* _Set exercise_: Filter these entries so that only lines with the word "structured" remain.

[Data extracted from a collection]
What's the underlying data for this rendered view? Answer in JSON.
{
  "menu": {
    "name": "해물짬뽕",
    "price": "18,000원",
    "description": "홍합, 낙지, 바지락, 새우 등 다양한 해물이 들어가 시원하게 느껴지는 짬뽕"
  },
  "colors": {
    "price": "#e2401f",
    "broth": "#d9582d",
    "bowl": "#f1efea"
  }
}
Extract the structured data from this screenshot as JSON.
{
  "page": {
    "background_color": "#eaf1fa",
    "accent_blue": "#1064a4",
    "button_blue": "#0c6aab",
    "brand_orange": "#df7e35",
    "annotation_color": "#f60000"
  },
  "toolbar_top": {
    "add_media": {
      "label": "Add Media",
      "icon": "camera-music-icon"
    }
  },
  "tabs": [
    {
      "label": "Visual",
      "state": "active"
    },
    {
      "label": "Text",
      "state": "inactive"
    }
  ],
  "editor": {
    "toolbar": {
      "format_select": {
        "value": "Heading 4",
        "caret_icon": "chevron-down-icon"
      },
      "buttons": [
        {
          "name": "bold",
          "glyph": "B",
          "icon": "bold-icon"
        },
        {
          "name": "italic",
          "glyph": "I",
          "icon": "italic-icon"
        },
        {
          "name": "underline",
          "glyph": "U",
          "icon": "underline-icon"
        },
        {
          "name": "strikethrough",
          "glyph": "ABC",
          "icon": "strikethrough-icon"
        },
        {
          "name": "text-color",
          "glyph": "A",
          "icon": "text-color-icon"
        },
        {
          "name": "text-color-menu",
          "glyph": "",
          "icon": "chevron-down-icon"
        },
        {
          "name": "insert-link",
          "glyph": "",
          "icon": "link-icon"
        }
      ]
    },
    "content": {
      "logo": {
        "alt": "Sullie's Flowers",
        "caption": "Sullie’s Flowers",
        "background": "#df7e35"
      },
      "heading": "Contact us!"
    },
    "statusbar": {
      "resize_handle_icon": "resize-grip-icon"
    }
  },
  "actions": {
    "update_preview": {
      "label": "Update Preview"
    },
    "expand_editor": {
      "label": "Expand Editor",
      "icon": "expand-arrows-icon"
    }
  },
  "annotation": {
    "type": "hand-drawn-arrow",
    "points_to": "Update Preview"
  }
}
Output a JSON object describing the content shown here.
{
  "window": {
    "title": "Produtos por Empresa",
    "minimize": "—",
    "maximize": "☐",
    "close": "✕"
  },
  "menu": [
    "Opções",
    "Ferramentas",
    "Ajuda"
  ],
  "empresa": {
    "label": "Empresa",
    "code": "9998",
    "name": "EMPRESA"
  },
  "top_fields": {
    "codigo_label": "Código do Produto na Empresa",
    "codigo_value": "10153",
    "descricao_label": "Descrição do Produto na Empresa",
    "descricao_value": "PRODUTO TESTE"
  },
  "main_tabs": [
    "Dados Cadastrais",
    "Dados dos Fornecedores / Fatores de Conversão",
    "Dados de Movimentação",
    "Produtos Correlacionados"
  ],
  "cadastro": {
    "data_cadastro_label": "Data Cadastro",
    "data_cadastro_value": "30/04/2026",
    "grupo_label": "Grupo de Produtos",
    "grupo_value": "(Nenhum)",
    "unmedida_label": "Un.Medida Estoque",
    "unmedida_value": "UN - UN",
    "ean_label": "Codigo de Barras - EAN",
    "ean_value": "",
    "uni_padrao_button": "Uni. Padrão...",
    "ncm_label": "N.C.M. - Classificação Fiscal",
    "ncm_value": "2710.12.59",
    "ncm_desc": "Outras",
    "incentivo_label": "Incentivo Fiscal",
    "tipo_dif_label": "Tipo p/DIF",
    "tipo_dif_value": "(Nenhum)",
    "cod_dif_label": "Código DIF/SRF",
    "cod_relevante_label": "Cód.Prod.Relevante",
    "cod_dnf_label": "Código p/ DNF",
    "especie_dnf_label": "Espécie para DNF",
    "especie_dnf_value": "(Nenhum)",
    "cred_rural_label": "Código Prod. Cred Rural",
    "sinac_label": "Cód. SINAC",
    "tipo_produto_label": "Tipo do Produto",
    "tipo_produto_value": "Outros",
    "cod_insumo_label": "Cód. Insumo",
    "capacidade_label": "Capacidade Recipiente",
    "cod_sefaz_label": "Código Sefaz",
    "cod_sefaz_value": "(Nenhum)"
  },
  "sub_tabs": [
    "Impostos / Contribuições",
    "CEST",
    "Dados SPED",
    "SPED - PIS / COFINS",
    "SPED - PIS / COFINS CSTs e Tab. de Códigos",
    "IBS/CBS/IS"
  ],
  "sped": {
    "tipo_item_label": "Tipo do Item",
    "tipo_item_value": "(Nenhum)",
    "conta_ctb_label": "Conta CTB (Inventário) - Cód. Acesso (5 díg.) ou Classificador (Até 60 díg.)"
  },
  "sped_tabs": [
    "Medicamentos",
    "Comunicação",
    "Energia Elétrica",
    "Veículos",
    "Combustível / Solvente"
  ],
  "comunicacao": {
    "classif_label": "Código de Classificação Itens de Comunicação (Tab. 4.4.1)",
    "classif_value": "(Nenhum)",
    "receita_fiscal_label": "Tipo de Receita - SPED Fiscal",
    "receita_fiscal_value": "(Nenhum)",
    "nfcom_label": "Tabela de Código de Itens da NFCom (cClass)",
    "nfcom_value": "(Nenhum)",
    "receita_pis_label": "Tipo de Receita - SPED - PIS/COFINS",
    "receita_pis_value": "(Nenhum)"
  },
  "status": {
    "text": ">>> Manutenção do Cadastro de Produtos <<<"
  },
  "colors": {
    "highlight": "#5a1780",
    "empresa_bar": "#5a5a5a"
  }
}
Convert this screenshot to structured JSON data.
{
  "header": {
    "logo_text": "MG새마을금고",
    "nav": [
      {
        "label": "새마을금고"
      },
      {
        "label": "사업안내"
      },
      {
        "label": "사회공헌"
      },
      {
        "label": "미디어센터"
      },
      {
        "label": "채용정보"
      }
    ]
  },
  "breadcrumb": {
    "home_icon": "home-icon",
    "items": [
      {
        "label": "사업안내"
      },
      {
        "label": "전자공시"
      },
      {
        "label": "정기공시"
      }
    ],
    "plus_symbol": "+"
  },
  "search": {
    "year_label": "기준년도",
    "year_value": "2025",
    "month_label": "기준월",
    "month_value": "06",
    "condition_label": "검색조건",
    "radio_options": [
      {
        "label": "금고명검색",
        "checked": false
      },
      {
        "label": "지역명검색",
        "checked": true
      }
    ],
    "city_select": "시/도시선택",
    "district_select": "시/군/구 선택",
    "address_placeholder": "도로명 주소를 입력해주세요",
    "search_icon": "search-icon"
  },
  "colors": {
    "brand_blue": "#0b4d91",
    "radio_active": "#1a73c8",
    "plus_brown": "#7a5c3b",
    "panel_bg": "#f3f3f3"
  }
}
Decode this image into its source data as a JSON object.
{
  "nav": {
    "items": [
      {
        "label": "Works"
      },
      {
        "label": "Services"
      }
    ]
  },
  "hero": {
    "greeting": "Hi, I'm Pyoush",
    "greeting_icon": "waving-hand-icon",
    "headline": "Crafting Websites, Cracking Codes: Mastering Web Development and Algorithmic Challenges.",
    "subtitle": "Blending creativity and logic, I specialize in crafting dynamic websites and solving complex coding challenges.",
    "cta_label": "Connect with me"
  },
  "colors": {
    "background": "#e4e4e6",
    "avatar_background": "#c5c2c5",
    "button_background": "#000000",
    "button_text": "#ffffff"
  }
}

* _Exercise output_:
Extract the structured data from this screenshot as JSON.
Convert this screenshot to structured JSON data.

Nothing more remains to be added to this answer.